▶ TASK INSTRUCTIONS
Report every line from the material that contains the word "this".

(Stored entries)
— Start —
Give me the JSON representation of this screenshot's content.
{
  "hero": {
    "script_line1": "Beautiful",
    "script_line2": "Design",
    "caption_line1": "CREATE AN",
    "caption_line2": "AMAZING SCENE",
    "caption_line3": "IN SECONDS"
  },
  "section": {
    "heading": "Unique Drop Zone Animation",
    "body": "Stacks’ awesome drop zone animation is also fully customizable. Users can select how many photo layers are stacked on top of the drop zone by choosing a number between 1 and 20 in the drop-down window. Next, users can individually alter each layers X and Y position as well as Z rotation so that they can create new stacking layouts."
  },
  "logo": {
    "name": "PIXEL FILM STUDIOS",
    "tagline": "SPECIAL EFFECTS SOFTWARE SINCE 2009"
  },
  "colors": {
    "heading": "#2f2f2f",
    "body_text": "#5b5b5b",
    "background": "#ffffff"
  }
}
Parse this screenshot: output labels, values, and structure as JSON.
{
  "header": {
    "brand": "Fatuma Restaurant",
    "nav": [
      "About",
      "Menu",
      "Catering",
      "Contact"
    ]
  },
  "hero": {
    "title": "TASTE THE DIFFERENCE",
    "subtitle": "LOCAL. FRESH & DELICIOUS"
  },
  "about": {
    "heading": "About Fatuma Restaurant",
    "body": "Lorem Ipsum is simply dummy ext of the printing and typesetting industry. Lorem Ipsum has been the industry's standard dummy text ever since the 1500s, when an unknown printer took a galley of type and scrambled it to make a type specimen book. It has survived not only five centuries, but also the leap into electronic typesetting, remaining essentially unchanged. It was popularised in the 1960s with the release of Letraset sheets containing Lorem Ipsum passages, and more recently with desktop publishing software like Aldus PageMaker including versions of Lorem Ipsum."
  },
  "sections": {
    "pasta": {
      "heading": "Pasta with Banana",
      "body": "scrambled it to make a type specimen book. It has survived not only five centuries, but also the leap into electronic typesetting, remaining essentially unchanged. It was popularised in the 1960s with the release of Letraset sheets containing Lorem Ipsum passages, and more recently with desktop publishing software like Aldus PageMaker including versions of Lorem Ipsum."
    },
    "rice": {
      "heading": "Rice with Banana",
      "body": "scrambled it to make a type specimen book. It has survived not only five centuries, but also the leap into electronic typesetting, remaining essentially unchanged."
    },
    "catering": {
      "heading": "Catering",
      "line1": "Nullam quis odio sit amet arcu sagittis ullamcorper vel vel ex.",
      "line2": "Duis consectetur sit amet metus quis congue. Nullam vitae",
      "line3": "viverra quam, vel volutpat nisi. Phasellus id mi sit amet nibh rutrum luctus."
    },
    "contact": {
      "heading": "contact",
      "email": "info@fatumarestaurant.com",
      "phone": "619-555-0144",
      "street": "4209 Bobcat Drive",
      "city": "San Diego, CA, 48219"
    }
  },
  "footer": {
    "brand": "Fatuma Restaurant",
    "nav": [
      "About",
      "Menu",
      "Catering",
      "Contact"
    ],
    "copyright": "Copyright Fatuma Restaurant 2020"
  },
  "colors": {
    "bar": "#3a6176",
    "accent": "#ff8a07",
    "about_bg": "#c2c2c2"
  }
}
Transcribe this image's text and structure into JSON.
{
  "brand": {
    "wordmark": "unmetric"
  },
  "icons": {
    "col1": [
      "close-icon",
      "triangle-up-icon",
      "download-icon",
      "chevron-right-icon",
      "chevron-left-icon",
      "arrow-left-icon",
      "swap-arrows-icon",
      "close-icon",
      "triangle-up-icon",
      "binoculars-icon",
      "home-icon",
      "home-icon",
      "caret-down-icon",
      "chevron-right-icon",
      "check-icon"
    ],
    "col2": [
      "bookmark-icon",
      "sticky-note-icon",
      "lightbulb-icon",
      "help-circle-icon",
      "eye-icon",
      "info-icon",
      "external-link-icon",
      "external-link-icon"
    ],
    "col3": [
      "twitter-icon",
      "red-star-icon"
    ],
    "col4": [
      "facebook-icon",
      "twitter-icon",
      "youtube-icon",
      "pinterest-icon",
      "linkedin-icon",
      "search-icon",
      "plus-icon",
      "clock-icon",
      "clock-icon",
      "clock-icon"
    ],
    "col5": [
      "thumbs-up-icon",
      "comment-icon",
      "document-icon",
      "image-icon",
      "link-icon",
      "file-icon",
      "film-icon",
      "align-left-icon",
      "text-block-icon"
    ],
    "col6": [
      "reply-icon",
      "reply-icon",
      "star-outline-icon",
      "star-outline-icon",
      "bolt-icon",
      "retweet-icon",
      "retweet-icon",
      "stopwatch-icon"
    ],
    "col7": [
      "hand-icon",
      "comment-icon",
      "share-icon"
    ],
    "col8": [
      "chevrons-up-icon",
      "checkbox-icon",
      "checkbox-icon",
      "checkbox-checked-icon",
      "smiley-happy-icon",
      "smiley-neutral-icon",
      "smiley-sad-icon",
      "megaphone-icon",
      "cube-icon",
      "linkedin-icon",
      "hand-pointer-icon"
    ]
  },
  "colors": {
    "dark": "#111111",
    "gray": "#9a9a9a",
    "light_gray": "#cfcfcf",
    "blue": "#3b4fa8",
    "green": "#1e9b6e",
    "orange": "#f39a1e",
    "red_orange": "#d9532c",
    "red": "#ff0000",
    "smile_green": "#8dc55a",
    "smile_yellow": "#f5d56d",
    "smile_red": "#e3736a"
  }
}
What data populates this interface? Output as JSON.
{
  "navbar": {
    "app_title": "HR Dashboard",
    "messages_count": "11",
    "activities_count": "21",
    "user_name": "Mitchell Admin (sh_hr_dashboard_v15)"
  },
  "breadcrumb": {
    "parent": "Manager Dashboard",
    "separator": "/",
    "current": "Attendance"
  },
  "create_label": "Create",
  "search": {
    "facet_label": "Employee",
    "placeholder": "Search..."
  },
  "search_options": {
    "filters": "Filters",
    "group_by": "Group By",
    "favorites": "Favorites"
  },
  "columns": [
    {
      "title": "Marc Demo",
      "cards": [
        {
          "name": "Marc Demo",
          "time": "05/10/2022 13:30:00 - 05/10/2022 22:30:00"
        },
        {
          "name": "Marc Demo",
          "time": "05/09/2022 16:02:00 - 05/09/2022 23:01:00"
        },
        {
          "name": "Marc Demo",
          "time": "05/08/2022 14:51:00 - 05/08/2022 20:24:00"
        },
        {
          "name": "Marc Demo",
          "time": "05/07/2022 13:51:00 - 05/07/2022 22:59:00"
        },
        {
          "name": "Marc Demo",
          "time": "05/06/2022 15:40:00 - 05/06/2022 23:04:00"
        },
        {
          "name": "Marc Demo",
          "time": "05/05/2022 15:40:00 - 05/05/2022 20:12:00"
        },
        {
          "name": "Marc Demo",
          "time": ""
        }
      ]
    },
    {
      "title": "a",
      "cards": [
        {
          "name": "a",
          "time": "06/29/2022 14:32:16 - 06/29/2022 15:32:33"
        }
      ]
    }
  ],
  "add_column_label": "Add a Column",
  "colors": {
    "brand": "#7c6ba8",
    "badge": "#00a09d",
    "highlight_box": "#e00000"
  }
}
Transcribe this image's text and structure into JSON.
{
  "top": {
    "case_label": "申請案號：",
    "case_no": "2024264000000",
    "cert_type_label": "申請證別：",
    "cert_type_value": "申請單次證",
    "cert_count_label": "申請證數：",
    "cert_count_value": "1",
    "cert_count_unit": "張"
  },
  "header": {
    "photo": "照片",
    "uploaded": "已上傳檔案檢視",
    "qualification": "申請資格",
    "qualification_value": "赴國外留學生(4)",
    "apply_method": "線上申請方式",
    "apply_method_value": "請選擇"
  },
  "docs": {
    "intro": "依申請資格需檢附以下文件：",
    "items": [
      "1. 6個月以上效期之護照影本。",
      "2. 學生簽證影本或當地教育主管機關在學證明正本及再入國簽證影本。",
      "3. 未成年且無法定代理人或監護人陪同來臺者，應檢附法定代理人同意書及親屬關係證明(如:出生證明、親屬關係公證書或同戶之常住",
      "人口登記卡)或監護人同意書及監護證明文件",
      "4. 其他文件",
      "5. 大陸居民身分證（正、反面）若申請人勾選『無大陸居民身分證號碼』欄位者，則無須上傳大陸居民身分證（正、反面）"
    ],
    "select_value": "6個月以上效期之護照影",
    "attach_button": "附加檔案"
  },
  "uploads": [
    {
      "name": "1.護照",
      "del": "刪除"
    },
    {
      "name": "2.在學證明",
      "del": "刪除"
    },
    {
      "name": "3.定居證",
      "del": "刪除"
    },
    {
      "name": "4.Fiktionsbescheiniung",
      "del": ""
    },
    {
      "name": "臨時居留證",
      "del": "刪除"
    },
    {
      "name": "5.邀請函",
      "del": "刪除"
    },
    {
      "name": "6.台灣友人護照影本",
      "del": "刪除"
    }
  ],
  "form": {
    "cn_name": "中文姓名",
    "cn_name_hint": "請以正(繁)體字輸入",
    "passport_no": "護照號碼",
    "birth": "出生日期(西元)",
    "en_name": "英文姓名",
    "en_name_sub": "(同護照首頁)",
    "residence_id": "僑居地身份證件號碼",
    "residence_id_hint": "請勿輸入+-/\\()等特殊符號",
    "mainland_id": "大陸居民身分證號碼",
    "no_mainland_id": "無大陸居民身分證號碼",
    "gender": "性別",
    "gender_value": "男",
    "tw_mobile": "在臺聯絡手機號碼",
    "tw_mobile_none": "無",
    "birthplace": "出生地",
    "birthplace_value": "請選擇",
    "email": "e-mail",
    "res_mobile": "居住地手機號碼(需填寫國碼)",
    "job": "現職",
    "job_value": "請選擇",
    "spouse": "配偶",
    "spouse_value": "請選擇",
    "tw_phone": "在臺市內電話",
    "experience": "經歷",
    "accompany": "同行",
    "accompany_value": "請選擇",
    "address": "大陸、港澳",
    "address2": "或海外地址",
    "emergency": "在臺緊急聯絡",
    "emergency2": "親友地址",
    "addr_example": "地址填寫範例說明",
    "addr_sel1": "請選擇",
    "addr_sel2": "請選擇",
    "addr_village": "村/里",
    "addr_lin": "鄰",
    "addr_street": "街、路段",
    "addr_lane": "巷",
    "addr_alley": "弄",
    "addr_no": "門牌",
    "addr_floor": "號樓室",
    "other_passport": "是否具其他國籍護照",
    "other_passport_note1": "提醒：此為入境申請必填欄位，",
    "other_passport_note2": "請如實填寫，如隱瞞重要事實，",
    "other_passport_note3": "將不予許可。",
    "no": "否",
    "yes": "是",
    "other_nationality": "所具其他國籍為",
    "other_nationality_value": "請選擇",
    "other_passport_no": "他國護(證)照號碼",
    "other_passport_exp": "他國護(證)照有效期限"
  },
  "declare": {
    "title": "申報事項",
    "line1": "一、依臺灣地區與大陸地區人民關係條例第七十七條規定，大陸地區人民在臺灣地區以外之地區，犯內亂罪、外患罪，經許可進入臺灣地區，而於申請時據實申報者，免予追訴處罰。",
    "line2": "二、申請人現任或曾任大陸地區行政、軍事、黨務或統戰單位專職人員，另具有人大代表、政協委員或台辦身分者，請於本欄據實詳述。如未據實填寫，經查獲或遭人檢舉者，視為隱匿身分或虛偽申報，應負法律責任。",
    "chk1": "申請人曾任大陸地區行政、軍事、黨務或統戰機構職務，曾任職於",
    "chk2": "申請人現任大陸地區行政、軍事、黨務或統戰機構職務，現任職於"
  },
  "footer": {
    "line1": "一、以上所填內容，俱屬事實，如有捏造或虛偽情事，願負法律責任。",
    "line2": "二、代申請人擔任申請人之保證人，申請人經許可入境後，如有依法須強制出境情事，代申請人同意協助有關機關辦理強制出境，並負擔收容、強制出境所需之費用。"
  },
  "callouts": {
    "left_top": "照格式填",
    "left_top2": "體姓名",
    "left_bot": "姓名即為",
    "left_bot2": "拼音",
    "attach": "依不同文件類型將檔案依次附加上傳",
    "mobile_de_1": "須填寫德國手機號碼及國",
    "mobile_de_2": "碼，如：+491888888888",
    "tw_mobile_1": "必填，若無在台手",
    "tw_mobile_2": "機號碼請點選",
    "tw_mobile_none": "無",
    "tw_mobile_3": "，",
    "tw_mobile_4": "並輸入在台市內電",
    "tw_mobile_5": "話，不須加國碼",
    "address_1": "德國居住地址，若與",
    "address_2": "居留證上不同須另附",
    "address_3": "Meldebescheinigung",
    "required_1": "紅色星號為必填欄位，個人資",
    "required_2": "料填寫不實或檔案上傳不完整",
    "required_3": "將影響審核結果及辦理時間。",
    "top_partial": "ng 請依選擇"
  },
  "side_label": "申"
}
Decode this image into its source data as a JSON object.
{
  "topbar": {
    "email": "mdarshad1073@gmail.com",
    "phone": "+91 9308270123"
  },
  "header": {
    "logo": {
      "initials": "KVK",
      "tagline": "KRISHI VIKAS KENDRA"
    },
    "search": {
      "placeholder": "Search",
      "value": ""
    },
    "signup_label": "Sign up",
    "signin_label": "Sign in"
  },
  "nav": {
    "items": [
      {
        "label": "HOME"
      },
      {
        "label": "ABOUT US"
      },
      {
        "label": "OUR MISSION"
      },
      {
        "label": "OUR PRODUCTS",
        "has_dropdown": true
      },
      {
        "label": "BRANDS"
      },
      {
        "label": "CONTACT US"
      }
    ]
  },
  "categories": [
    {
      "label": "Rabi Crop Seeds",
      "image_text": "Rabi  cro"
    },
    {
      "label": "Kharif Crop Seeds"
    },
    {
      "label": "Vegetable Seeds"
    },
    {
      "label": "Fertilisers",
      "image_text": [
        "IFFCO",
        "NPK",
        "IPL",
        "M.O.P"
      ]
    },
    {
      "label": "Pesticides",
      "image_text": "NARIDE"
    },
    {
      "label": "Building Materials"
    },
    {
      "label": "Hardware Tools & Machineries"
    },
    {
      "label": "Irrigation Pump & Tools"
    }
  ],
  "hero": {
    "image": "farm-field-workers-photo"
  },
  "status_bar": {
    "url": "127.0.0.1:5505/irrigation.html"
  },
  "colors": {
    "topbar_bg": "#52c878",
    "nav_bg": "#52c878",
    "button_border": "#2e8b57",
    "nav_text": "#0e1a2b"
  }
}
— End —
▶ CORRECT ANSWER
Give me the JSON representation of this screenshot's content.
Parse this screenshot: output labels, values, and structure as JSON.
Transcribe this image's text and structure into JSON.
What data populates this interface? Output as JSON.
Transcribe this image's text and structure into JSON.
Decode this image into its source data as a JSON object.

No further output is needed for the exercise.